* begin Supplied records *

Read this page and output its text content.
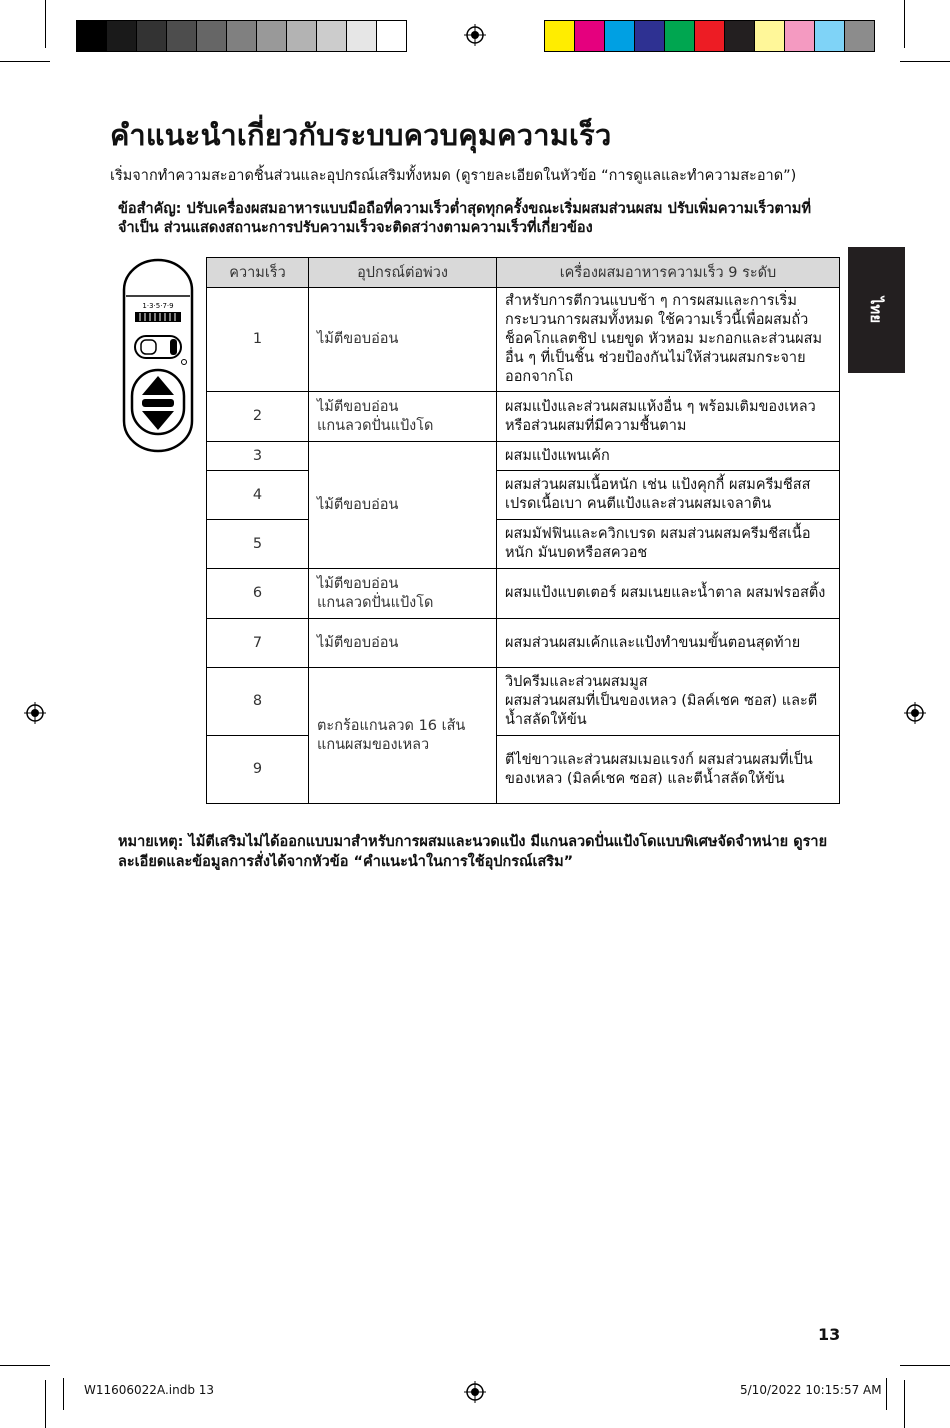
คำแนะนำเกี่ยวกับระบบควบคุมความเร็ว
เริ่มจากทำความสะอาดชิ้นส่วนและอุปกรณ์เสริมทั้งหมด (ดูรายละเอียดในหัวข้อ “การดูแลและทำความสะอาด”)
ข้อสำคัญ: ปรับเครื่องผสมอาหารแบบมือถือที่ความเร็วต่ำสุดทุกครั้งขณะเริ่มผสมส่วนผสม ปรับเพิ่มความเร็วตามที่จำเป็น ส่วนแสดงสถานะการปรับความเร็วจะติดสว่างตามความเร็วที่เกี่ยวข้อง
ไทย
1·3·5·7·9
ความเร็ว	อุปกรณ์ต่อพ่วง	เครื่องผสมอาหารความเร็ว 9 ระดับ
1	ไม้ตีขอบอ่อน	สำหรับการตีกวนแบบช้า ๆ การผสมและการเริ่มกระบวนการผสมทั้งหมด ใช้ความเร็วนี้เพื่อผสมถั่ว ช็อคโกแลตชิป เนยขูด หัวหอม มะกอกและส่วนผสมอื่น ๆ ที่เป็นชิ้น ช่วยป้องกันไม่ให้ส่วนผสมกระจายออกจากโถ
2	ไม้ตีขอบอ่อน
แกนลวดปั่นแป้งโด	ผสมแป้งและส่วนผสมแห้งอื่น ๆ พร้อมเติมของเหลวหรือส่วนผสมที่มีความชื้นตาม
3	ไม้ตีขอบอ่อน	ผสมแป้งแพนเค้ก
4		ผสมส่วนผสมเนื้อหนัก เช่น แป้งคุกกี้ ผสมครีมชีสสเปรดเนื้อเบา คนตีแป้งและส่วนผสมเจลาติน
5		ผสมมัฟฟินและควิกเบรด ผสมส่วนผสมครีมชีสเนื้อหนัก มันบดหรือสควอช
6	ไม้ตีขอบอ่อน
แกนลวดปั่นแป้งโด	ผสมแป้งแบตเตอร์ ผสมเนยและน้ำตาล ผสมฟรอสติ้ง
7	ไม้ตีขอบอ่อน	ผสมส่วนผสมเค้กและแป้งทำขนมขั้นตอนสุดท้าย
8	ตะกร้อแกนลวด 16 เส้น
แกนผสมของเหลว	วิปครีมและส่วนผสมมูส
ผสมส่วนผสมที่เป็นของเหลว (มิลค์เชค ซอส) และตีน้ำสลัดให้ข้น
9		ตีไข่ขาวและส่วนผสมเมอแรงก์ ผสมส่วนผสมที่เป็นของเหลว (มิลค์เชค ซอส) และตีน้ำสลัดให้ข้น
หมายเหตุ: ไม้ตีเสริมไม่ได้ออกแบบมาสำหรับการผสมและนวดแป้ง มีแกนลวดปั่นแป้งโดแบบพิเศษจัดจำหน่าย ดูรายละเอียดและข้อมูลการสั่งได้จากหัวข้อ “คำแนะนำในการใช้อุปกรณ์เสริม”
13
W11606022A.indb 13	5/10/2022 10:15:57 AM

* end Supplied records *

Return the whole listing, word for word, and leave out every picture.

■ **Output below**
Read this page and output its text content.
คำแนะนำเกี่ยวกับระบบควบคุมความเร็ว
เริ่มจากทำความสะอาดชิ้นส่วนและอุปกรณ์เสริมทั้งหมด (ดูรายละเอียดในหัวข้อ “การดูแลและทำความสะอาด”)
ข้อสำคัญ: ปรับเครื่องผสมอาหารแบบมือถือที่ความเร็วต่ำสุดทุกครั้งขณะเริ่มผสมส่วนผสม ปรับเพิ่มความเร็วตามที่จำเป็น ส่วนแสดงสถานะการปรับความเร็วจะติดสว่างตามความเร็วที่เกี่ยวข้อง
ไทย
1·3·5·7·9
ความเร็ว	อุปกรณ์ต่อพ่วง	เครื่องผสมอาหารความเร็ว 9 ระดับ
1	ไม้ตีขอบอ่อน	สำหรับการตีกวนแบบช้า ๆ การผสมและการเริ่มกระบวนการผสมทั้งหมด ใช้ความเร็วนี้เพื่อผสมถั่ว ช็อคโกแลตชิป เนยขูด หัวหอม มะกอกและส่วนผสมอื่น ๆ ที่เป็นชิ้น ช่วยป้องกันไม่ให้ส่วนผสมกระจายออกจากโถ
2	ไม้ตีขอบอ่อน
แกนลวดปั่นแป้งโด	ผสมแป้งและส่วนผสมแห้งอื่น ๆ พร้อมเติมของเหลวหรือส่วนผสมที่มีความชื้นตาม
3	ไม้ตีขอบอ่อน	ผสมแป้งแพนเค้ก
4		ผสมส่วนผสมเนื้อหนัก เช่น แป้งคุกกี้ ผสมครีมชีสสเปรดเนื้อเบา คนตีแป้งและส่วนผสมเจลาติน
5		ผสมมัฟฟินและควิกเบรด ผสมส่วนผสมครีมชีสเนื้อหนัก มันบดหรือสควอช
6	ไม้ตีขอบอ่อน
แกนลวดปั่นแป้งโด	ผสมแป้งแบตเตอร์ ผสมเนยและน้ำตาล ผสมฟรอสติ้ง
7	ไม้ตีขอบอ่อน	ผสมส่วนผสมเค้กและแป้งทำขนมขั้นตอนสุดท้าย
8	ตะกร้อแกนลวด 16 เส้น
แกนผสมของเหลว	วิปครีมและส่วนผสมมูส
ผสมส่วนผสมที่เป็นของเหลว (มิลค์เชค ซอส) และตีน้ำสลัดให้ข้น
9		ตีไข่ขาวและส่วนผสมเมอแรงก์ ผสมส่วนผสมที่เป็นของเหลว (มิลค์เชค ซอส) และตีน้ำสลัดให้ข้น
หมายเหตุ: ไม้ตีเสริมไม่ได้ออกแบบมาสำหรับการผสมและนวดแป้ง มีแกนลวดปั่นแป้งโดแบบพิเศษจัดจำหน่าย ดูรายละเอียดและข้อมูลการสั่งได้จากหัวข้อ “คำแนะนำในการใช้อุปกรณ์เสริม”
13
W11606022A.indb 13	5/10/2022 10:15:57 AM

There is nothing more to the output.